- Exercise instructions
Copy each record exactly as it reads, leaving out any pictures it holds.

- Extracted data
— begin —

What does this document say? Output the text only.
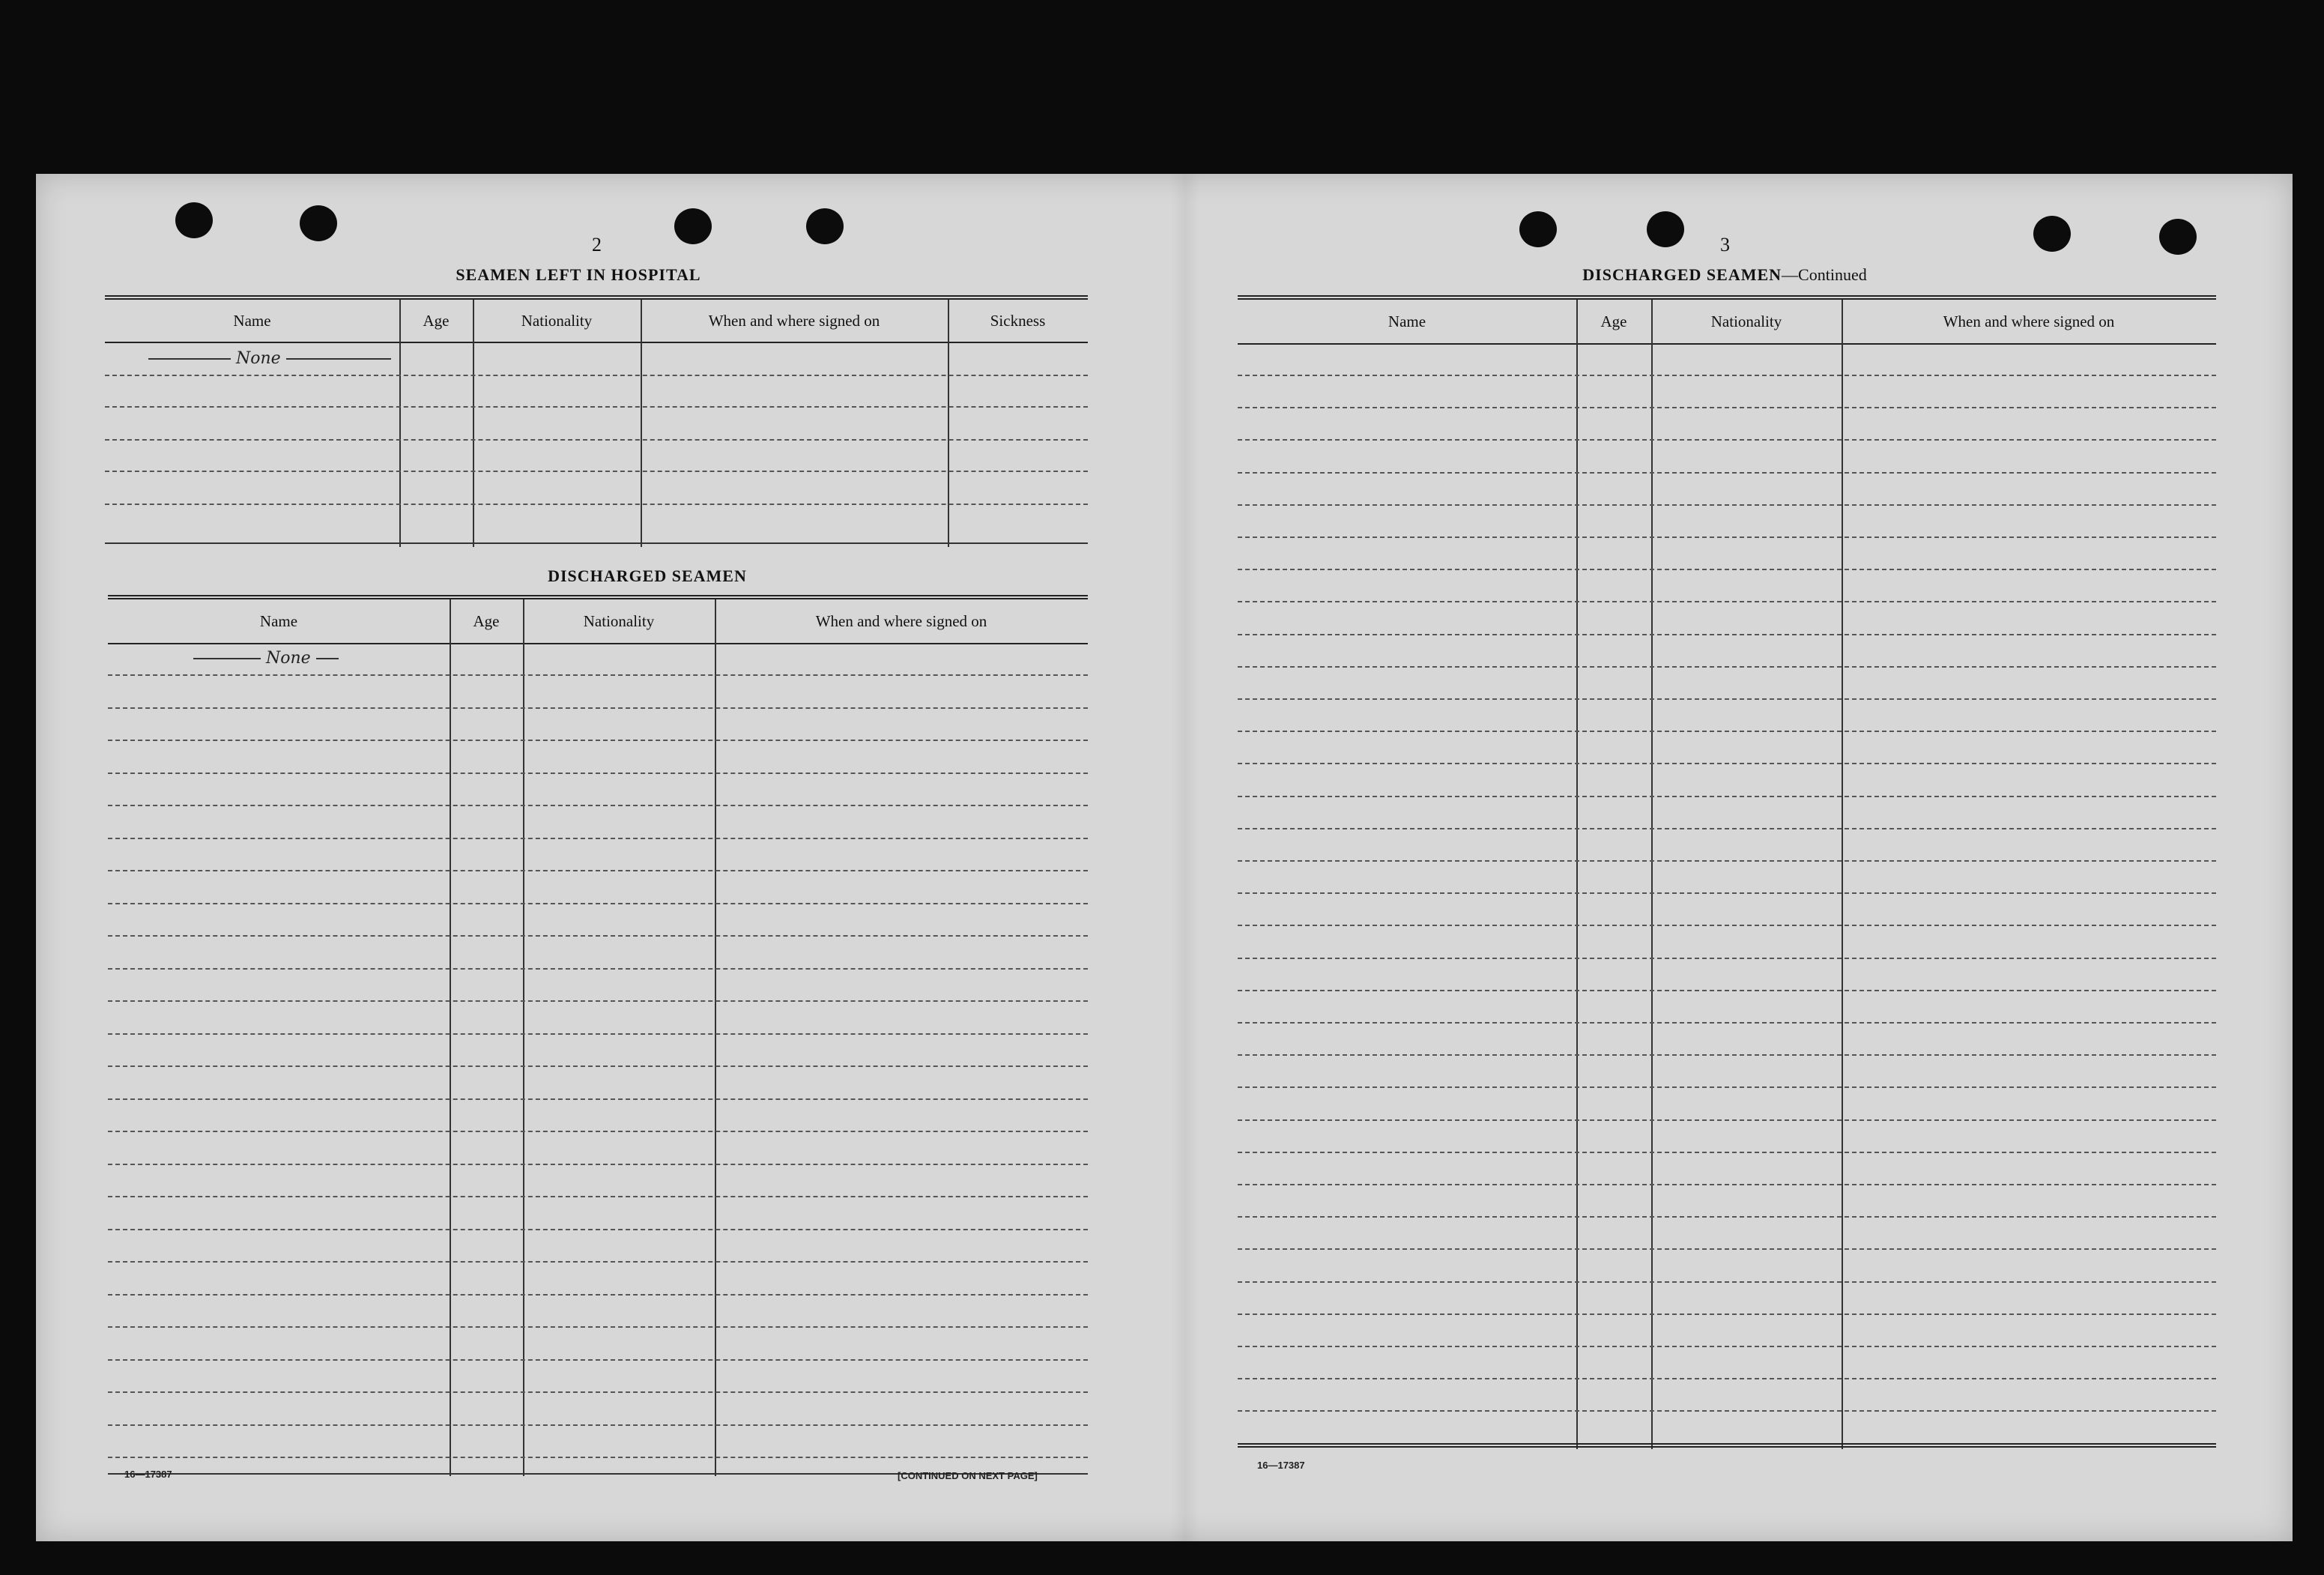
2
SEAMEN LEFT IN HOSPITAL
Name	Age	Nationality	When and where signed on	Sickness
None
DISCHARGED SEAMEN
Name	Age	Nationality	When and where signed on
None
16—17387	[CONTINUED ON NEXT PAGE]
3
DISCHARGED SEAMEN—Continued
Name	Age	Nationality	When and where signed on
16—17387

— end —

- Correct response
What does this document say? Output the text only.
2
SEAMEN LEFT IN HOSPITAL
Name	Age	Nationality	When and where signed on	Sickness
None
DISCHARGED SEAMEN
Name	Age	Nationality	When and where signed on
None
16—17387	[CONTINUED ON NEXT PAGE]
3
DISCHARGED SEAMEN—Continued
Name	Age	Nationality	When and where signed on
16—17387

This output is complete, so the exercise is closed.